▸ EXERCISE PROMPT:
Wherever the string "ELEVATE" occurs in a line of these records, report that line.

▸ DATASET ROWS:
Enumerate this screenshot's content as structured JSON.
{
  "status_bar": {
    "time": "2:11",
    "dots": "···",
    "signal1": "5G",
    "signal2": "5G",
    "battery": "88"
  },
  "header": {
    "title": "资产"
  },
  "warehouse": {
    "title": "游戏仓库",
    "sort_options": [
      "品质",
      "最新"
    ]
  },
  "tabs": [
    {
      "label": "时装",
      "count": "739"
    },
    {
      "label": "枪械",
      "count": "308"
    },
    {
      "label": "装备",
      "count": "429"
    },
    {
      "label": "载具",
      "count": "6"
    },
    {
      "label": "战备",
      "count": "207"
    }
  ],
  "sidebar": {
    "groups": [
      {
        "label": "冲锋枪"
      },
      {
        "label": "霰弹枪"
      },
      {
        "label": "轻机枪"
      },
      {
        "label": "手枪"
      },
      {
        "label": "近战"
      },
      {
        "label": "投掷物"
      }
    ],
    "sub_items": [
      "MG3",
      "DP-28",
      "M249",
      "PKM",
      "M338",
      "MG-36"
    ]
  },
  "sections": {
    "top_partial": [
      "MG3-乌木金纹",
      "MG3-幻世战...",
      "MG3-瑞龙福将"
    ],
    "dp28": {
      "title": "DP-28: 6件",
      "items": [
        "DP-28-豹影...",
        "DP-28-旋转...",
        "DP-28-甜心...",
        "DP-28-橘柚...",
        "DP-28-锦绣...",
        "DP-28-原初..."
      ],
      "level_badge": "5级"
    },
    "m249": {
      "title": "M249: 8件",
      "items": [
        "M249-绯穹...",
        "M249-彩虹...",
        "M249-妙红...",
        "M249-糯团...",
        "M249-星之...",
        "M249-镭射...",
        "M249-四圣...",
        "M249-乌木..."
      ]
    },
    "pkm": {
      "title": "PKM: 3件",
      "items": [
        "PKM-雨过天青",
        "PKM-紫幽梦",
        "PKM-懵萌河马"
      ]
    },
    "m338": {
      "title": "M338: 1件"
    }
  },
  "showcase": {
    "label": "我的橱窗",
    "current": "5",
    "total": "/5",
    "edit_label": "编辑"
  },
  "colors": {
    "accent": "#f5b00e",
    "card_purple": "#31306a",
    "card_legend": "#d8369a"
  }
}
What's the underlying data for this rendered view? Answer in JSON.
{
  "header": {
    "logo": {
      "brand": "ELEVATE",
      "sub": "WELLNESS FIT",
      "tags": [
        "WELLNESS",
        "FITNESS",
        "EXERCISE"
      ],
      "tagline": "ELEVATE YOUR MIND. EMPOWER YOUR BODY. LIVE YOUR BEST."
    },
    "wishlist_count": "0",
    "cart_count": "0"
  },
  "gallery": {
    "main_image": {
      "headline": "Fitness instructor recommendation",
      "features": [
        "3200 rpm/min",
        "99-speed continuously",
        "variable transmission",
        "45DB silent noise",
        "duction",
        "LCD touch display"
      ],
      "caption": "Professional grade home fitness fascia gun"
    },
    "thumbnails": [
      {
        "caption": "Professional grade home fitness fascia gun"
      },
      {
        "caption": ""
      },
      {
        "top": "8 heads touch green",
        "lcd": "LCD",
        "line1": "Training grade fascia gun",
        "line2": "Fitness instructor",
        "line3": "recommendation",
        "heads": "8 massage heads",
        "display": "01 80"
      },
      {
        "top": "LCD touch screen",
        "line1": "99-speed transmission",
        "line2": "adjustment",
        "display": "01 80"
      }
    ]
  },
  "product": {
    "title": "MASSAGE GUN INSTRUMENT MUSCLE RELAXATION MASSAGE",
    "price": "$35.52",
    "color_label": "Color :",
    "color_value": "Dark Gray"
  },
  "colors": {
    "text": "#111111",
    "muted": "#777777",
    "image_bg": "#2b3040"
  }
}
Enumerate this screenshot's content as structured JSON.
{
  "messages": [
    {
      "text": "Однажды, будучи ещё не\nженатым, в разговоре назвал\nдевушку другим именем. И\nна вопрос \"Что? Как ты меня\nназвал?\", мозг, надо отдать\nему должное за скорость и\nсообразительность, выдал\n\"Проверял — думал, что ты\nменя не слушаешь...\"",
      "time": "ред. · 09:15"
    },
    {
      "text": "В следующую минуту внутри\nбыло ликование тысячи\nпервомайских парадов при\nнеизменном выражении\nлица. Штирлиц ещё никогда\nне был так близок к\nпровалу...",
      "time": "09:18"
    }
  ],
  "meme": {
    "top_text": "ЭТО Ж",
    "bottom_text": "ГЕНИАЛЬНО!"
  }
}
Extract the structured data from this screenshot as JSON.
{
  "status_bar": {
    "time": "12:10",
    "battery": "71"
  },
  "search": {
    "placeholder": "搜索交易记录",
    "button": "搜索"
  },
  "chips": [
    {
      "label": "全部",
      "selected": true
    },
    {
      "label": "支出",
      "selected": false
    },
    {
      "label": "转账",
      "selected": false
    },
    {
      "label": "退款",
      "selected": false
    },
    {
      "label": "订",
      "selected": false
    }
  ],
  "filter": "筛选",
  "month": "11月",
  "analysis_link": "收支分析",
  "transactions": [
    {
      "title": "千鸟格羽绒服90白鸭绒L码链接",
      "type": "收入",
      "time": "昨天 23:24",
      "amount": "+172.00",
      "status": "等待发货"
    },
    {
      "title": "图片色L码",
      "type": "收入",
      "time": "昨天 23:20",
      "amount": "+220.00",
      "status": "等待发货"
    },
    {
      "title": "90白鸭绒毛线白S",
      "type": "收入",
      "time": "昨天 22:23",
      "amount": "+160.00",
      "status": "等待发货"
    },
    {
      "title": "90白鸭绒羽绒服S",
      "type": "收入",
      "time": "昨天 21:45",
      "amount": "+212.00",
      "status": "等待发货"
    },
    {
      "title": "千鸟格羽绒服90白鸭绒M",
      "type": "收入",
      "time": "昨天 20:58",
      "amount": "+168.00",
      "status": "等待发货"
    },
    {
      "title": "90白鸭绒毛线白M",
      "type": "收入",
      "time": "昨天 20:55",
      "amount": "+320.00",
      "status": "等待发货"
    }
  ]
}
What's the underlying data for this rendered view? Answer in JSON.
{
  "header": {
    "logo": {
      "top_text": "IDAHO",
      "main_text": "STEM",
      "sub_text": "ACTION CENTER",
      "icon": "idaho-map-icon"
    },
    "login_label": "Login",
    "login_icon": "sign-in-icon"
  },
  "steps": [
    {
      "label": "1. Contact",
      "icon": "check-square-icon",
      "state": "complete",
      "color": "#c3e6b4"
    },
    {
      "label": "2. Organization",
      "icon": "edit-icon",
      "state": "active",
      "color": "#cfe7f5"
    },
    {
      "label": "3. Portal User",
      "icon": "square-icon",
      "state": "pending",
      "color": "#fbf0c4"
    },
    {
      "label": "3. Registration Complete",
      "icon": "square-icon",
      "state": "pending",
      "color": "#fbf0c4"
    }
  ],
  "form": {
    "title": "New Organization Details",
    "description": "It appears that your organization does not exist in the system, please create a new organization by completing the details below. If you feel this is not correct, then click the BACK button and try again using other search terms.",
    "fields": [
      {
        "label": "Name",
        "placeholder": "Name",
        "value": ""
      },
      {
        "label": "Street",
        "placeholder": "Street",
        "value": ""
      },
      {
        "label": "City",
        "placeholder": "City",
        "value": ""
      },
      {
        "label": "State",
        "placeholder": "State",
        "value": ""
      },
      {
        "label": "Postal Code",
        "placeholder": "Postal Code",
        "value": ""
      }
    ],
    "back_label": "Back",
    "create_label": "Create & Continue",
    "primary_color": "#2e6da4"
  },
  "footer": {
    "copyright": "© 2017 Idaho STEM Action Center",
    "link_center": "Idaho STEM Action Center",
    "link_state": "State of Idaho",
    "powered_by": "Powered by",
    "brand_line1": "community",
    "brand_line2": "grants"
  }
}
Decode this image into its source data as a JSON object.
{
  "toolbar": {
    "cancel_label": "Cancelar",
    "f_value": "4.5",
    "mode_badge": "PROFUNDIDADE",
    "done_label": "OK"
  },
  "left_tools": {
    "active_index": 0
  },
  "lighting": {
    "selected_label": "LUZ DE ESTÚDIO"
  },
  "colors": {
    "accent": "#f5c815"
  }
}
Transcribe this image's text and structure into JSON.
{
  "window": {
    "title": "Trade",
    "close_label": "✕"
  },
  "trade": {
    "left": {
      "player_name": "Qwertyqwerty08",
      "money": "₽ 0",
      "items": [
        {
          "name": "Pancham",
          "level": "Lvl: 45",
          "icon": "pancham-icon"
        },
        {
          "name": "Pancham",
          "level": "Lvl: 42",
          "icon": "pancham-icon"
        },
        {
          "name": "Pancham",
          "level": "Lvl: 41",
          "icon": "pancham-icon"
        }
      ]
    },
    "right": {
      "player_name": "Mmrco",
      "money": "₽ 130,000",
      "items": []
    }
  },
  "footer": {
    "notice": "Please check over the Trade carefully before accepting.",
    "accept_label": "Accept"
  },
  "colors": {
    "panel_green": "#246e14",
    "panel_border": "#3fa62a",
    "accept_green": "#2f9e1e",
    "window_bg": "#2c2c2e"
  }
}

▸ FINAL RESULT:
      "brand": "ELEVATE",
      "tagline": "ELEVATE YOUR MIND. EMPOWER YOUR BODY. LIVE YOUR BEST."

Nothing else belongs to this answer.